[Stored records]
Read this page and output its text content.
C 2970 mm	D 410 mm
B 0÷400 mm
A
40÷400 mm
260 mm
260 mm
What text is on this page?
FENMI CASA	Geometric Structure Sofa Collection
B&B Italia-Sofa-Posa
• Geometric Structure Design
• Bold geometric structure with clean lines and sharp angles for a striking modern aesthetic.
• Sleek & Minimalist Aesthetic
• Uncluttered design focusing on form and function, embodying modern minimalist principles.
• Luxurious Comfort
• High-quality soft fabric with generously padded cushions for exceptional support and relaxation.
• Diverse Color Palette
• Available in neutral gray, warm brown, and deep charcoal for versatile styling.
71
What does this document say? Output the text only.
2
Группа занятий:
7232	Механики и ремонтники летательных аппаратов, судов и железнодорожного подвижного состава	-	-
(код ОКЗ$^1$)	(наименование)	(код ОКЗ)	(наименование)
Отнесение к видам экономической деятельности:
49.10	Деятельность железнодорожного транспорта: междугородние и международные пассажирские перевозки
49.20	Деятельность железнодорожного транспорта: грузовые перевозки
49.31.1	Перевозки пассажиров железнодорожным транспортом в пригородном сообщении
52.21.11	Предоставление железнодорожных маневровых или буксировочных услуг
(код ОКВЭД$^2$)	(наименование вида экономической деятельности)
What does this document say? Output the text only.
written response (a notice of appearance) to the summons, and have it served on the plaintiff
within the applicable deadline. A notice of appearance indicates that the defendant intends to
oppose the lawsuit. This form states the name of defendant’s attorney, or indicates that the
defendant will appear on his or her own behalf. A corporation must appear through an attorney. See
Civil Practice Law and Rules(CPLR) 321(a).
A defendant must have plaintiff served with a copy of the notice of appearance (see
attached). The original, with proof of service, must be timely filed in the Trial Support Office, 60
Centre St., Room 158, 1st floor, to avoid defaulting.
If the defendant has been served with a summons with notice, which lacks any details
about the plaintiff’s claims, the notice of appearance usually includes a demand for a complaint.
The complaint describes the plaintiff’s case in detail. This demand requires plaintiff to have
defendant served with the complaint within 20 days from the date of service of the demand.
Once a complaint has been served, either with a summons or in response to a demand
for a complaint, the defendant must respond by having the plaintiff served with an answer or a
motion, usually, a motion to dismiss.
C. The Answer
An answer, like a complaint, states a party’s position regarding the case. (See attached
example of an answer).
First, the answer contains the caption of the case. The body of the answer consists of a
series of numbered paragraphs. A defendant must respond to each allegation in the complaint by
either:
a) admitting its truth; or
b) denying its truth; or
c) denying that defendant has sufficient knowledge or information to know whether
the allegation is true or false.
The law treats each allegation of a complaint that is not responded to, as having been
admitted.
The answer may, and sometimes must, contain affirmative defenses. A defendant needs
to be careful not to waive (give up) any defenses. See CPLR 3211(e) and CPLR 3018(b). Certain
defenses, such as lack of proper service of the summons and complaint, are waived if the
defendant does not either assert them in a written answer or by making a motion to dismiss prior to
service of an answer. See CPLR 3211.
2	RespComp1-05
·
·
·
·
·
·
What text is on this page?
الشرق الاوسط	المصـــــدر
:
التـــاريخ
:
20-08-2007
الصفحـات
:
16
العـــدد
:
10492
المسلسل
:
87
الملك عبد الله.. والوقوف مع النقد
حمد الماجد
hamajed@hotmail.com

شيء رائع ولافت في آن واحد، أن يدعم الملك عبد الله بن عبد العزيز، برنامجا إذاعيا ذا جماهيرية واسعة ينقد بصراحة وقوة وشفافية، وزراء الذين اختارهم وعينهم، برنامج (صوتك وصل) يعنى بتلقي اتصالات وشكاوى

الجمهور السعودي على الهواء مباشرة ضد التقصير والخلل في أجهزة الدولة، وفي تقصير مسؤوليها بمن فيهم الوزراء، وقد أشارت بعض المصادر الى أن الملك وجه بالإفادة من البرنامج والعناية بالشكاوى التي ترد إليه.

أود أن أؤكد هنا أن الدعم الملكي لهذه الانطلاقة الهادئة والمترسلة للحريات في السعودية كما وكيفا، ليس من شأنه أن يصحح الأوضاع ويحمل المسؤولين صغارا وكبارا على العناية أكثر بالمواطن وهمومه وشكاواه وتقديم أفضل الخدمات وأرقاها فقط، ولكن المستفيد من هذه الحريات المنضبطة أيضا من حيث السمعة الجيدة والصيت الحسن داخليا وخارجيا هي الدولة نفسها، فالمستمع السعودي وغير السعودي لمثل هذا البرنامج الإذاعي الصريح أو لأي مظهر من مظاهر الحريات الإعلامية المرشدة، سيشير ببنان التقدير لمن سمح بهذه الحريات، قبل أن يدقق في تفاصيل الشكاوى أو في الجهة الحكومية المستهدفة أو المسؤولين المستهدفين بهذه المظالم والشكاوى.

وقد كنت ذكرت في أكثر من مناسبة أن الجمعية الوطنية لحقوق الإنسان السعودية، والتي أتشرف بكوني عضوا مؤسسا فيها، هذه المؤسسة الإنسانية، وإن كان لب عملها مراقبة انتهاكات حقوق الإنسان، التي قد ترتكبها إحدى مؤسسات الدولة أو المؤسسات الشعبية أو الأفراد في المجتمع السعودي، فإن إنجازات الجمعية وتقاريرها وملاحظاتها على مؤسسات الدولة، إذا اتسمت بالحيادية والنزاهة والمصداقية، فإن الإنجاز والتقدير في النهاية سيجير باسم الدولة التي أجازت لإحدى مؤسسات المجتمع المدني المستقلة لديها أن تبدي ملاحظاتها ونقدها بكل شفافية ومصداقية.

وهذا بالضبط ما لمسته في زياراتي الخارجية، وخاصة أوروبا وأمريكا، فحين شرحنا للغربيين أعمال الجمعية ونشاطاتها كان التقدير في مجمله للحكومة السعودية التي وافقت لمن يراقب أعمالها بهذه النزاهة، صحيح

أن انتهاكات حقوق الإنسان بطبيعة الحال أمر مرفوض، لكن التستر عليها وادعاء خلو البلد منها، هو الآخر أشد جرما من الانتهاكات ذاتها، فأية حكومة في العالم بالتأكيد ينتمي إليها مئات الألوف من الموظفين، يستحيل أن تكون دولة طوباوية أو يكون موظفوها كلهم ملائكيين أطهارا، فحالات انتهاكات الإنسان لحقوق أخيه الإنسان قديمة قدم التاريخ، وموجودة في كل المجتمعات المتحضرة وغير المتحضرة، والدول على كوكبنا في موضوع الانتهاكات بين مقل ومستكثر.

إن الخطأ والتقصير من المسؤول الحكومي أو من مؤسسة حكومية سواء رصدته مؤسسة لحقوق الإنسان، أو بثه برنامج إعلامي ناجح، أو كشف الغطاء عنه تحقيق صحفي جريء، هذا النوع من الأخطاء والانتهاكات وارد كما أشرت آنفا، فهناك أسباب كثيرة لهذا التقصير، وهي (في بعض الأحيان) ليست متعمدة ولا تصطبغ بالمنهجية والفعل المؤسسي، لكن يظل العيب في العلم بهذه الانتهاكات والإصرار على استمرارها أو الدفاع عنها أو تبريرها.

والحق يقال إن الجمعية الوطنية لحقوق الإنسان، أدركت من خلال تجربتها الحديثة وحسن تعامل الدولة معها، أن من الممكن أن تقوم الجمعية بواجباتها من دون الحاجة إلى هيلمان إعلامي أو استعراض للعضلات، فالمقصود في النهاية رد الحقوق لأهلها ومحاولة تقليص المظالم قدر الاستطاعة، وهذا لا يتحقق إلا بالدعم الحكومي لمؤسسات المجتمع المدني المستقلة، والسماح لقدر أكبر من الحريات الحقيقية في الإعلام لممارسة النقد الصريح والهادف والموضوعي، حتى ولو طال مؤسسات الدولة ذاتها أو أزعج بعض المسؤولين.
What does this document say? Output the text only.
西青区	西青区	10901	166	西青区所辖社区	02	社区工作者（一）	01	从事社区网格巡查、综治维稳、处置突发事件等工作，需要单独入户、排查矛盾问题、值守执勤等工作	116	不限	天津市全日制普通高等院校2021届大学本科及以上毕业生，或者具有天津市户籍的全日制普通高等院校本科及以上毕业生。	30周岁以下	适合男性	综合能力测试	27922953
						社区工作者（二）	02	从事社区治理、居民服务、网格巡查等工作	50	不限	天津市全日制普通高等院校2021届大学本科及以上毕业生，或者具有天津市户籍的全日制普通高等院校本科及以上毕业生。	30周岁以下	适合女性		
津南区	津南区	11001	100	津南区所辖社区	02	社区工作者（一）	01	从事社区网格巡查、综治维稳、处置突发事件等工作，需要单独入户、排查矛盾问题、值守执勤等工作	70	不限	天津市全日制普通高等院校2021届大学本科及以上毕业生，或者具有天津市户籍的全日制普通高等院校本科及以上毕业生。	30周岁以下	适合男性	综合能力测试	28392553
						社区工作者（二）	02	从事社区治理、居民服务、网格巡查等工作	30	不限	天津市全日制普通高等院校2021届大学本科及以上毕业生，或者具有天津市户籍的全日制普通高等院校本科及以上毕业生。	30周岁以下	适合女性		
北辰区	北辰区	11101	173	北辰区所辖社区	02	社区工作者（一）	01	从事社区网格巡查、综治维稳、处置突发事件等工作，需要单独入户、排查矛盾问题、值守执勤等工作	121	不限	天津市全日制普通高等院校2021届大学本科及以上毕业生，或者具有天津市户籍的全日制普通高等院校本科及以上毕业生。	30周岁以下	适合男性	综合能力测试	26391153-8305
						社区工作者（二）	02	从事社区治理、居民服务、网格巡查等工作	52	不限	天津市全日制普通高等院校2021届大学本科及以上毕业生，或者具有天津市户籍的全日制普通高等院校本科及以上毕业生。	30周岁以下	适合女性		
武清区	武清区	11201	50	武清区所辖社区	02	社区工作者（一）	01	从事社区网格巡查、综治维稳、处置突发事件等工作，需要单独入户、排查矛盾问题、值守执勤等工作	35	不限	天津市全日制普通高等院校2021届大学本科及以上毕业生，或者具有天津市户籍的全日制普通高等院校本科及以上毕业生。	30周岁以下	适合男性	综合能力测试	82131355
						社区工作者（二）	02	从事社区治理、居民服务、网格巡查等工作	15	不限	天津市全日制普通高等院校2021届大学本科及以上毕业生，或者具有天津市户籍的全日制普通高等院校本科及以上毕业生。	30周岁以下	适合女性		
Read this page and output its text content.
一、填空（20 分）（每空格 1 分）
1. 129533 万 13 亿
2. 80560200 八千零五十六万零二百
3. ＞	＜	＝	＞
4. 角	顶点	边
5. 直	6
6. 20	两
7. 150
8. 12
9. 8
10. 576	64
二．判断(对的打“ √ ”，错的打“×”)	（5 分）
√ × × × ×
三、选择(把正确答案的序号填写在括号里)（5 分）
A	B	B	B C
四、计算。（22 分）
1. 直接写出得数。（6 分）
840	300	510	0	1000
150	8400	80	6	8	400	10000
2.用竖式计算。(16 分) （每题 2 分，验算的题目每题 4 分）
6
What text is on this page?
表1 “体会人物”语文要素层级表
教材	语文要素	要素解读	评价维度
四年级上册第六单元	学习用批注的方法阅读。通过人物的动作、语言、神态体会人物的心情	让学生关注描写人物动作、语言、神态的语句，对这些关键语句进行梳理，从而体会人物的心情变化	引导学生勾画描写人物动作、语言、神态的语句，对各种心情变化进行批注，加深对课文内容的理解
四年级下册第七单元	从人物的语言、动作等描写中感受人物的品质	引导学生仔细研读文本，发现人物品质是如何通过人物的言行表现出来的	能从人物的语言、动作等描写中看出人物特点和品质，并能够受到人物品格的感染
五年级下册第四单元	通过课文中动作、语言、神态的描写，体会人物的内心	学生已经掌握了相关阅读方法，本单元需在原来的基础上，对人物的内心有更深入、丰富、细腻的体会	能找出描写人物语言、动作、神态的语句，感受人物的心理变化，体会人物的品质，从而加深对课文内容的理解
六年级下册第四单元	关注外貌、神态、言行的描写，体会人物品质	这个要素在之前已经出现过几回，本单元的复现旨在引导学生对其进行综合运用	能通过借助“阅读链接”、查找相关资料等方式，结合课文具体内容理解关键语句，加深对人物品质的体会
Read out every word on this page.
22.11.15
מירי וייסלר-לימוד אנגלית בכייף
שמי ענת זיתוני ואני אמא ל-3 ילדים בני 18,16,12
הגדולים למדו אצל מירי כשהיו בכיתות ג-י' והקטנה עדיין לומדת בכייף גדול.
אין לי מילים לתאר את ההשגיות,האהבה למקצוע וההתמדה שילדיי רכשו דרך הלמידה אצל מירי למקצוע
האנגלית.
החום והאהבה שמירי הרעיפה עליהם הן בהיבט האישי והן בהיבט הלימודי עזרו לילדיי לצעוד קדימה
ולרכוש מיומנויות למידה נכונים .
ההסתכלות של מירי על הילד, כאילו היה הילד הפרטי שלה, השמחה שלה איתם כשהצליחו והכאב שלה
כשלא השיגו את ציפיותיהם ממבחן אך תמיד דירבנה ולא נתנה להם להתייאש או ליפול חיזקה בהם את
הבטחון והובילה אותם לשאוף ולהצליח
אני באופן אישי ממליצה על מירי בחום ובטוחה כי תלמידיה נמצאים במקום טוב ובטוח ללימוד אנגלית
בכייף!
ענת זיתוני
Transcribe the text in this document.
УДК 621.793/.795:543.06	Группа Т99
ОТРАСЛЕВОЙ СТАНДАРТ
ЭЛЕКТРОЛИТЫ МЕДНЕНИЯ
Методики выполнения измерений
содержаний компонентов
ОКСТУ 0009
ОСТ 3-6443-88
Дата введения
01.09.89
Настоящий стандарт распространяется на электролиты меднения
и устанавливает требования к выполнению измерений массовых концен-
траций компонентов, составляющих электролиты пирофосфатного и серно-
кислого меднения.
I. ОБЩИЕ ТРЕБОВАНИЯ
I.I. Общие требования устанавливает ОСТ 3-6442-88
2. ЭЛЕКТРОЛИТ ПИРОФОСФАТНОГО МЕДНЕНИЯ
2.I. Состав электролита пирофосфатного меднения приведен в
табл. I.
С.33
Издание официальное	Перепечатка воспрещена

TASK INSTRUCTIONS
Out of the material above, select every line that holds the string "ذاتها".

RESULT BELOW
أن انتهاكات حقوق الإنسان بطبيعة الحال أمر مرفوض، لكن التستر عليها وادعاء خلو البلد منها، هو الآخر أشد جرما من الانتهاكات ذاتها، فأية حكومة في العالم بالتأكيد ينتمي إليها مئات الألوف من الموظفين، يستحيل أن تكون دولة طوباوية أو يكون موظفوها كلهم ملائكيين أطهارا، فحالات انتهاكات الإنسان لحقوق أخيه الإنسان قديمة قدم التاريخ، وموجودة في كل المجتمعات المتحضرة وغير المتحضرة، والدول على كوكبنا في موضوع الانتهاكات بين مقل ومستكثر.
والحق يقال إن الجمعية الوطنية لحقوق الإنسان، أدركت من خلال تجربتها الحديثة وحسن تعامل الدولة معها، أن من الممكن أن تقوم الجمعية بواجباتها من دون الحاجة إلى هيلمان إعلامي أو استعراض للعضلات، فالمقصود في النهاية رد الحقوق لأهلها ومحاولة تقليص المظالم قدر الاستطاعة، وهذا لا يتحقق إلا بالدعم الحكومي لمؤسسات المجتمع المدني المستقلة، والسماح لقدر أكبر من الحريات الحقيقية في الإعلام لممارسة النقد الصريح والهادف والموضوعي، حتى ولو طال مؤسسات الدولة ذاتها أو أزعج بعض المسؤولين.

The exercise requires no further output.